═════ MATERIAL FOR THIS EXERCISE ═════
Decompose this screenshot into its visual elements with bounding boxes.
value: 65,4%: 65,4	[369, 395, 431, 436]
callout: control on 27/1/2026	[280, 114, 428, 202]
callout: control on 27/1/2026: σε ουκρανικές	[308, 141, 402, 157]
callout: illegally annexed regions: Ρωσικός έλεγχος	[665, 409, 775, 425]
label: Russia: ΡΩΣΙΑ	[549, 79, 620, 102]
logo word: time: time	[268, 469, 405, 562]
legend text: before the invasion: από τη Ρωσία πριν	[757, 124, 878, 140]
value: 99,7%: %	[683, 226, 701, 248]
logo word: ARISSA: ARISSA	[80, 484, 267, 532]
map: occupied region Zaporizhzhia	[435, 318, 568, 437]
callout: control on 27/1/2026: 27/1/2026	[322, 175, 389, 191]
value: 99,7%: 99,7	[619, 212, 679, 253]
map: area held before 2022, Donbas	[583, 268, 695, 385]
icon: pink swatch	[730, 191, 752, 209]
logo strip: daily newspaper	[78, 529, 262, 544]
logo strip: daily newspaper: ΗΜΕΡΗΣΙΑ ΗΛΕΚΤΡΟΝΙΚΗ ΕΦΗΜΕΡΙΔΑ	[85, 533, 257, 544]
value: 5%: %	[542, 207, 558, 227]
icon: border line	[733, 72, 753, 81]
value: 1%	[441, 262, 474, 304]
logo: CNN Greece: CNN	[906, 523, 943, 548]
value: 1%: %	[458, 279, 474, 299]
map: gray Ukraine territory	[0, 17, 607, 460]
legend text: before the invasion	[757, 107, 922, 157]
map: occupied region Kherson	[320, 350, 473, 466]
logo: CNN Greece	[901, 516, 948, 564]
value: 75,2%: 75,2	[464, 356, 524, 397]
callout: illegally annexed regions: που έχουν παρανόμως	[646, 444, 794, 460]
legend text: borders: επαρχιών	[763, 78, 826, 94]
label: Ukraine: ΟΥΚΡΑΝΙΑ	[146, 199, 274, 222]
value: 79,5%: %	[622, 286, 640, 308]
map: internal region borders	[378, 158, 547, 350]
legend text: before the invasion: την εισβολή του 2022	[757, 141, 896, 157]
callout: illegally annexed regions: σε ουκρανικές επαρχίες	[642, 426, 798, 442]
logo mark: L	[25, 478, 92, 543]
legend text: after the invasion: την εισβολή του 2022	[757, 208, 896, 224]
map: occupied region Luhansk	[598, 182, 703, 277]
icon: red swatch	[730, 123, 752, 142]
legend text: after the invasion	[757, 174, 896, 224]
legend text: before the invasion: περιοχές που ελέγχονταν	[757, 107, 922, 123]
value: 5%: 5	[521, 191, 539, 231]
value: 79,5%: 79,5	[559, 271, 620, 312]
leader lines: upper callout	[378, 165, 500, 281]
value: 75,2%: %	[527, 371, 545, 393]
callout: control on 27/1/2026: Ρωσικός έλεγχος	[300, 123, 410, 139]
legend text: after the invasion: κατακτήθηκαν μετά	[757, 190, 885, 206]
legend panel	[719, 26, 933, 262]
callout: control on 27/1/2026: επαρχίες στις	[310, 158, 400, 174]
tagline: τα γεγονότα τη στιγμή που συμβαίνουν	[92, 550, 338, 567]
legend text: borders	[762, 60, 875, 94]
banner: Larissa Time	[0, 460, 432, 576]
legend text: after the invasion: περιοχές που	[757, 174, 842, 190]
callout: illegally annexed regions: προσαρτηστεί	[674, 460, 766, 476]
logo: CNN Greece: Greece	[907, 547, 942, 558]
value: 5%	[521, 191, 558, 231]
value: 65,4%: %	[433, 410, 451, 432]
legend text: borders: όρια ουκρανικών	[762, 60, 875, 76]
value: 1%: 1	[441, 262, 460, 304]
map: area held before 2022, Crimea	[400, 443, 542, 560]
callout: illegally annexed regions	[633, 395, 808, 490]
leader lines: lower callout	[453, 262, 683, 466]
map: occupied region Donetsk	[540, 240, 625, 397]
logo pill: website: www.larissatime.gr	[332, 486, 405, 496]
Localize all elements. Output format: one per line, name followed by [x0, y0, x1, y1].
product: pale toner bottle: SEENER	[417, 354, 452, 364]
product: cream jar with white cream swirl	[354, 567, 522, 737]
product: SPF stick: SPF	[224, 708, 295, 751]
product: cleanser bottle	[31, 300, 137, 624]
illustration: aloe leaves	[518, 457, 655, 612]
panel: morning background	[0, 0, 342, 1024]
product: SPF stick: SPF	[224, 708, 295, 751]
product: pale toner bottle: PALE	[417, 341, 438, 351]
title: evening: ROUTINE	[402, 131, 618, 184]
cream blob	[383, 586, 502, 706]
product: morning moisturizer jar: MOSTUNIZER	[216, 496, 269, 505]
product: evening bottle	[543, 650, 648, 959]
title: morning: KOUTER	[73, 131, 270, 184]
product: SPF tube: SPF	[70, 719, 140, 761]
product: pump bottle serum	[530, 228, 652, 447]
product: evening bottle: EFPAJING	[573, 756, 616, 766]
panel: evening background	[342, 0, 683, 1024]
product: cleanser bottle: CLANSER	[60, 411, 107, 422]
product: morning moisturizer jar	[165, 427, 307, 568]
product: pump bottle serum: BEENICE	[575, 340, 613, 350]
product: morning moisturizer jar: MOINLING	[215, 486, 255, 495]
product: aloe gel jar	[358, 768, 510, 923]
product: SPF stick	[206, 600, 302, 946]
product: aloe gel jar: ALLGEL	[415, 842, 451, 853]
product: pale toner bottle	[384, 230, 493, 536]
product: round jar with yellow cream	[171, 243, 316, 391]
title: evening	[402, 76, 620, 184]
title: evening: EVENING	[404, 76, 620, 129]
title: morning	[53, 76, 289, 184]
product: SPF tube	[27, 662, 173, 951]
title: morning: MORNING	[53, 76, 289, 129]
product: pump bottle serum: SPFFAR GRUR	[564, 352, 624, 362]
═════
» EXERCISE
Lay out the entries above as a JSON list of strings, one string per line, leaving out any blank lines. Begin with the very first line of the entries and stop after the line containing "72, 753, 81]".

» SOLUTION TO THIS EXERCISE
[
  "Decompose this screenshot into its visual elements with bounding boxes.",
  "value: 65,4%: 65,4\t[369, 395, 431, 436]",
  "callout: control on 27/1/2026\t[280, 114, 428, 202]",
  "callout: control on 27/1/2026: σε ουκρανικές\t[308, 141, 402, 157]",
  "callout: illegally annexed regions: Ρωσικός έλεγχος\t[665, 409, 775, 425]",
  "label: Russia: ΡΩΣΙΑ\t[549, 79, 620, 102]",
  "logo word: time: time\t[268, 469, 405, 562]",
  "legend text: before the invasion: από τη Ρωσία πριν\t[757, 124, 878, 140]",
  "value: 99,7%: %\t[683, 226, 701, 248]",
  "logo word: ARISSA: ARISSA\t[80, 484, 267, 532]",
  "map: occupied region Zaporizhzhia\t[435, 318, 568, 437]",
  "callout: control on 27/1/2026: 27/1/2026\t[322, 175, 389, 191]",
  "value: 99,7%: 99,7\t[619, 212, 679, 253]",
  "map: area held before 2022, Donbas\t[583, 268, 695, 385]",
  "icon: pink swatch\t[730, 191, 752, 209]",
  "logo strip: daily newspaper\t[78, 529, 262, 544]",
  "logo strip: daily newspaper: ΗΜΕΡΗΣΙΑ ΗΛΕΚΤΡΟΝΙΚΗ ΕΦΗΜΕΡΙΔΑ\t[85, 533, 257, 544]",
  "value: 5%: %\t[542, 207, 558, 227]",
  "icon: border line\t[733, 72, 753, 81]"
]